Recorded data:
** BEGIN **
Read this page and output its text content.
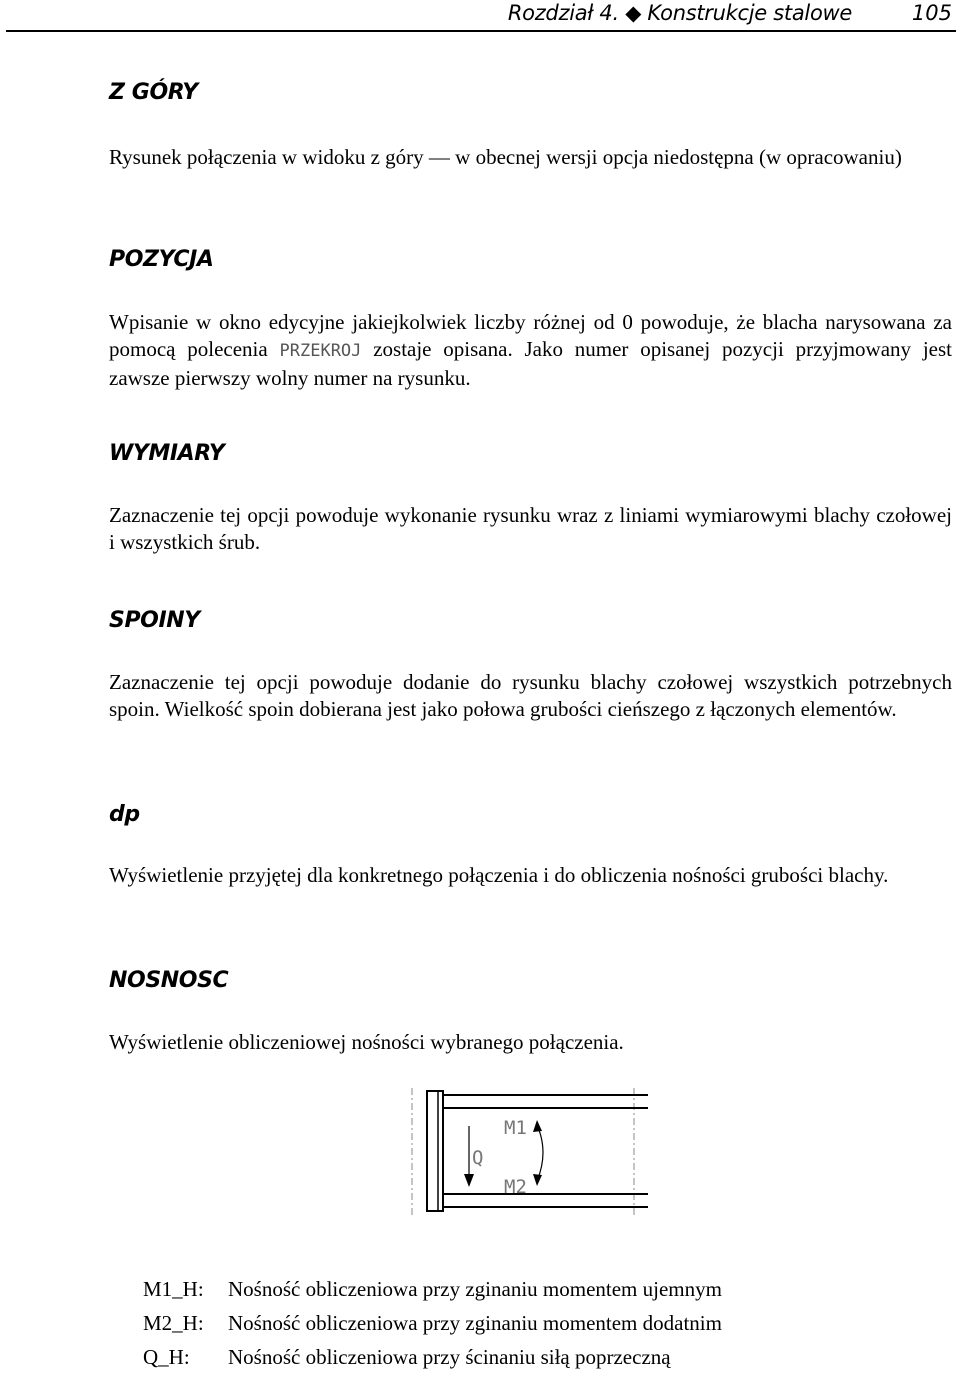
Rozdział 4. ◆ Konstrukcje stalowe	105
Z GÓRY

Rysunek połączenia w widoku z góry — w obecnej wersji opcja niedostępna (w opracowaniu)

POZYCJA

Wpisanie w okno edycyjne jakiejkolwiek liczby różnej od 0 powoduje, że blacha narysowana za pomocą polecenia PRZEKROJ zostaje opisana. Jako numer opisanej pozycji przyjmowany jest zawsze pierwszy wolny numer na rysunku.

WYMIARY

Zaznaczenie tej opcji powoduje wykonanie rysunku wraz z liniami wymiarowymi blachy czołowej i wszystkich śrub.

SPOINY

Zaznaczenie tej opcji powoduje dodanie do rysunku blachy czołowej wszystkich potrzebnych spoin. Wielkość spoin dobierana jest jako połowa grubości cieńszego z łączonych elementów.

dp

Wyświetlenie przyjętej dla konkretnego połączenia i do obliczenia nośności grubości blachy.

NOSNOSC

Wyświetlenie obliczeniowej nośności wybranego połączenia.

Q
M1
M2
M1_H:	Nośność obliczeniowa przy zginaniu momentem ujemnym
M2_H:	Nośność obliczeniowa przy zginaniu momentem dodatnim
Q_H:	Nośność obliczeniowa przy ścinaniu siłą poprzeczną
** END **
All the records above need to be given again word for word. Skip the pictures.

Read this page and output its text content.
Rozdział 4. ◆ Konstrukcje stalowe	105
Z GÓRY

Rysunek połączenia w widoku z góry — w obecnej wersji opcja niedostępna (w opracowaniu)

POZYCJA

Wpisanie w okno edycyjne jakiejkolwiek liczby różnej od 0 powoduje, że blacha narysowana za pomocą polecenia PRZEKROJ zostaje opisana. Jako numer opisanej pozycji przyjmowany jest zawsze pierwszy wolny numer na rysunku.

WYMIARY

Zaznaczenie tej opcji powoduje wykonanie rysunku wraz z liniami wymiarowymi blachy czołowej i wszystkich śrub.

SPOINY

Zaznaczenie tej opcji powoduje dodanie do rysunku blachy czołowej wszystkich potrzebnych spoin. Wielkość spoin dobierana jest jako połowa grubości cieńszego z łączonych elementów.

dp

Wyświetlenie przyjętej dla konkretnego połączenia i do obliczenia nośności grubości blachy.

NOSNOSC

Wyświetlenie obliczeniowej nośności wybranego połączenia.

Q
M1
M2
M1_H:	Nośność obliczeniowa przy zginaniu momentem ujemnym
M2_H:	Nośność obliczeniowa przy zginaniu momentem dodatnim
Q_H:	Nośność obliczeniowa przy ścinaniu siłą poprzeczną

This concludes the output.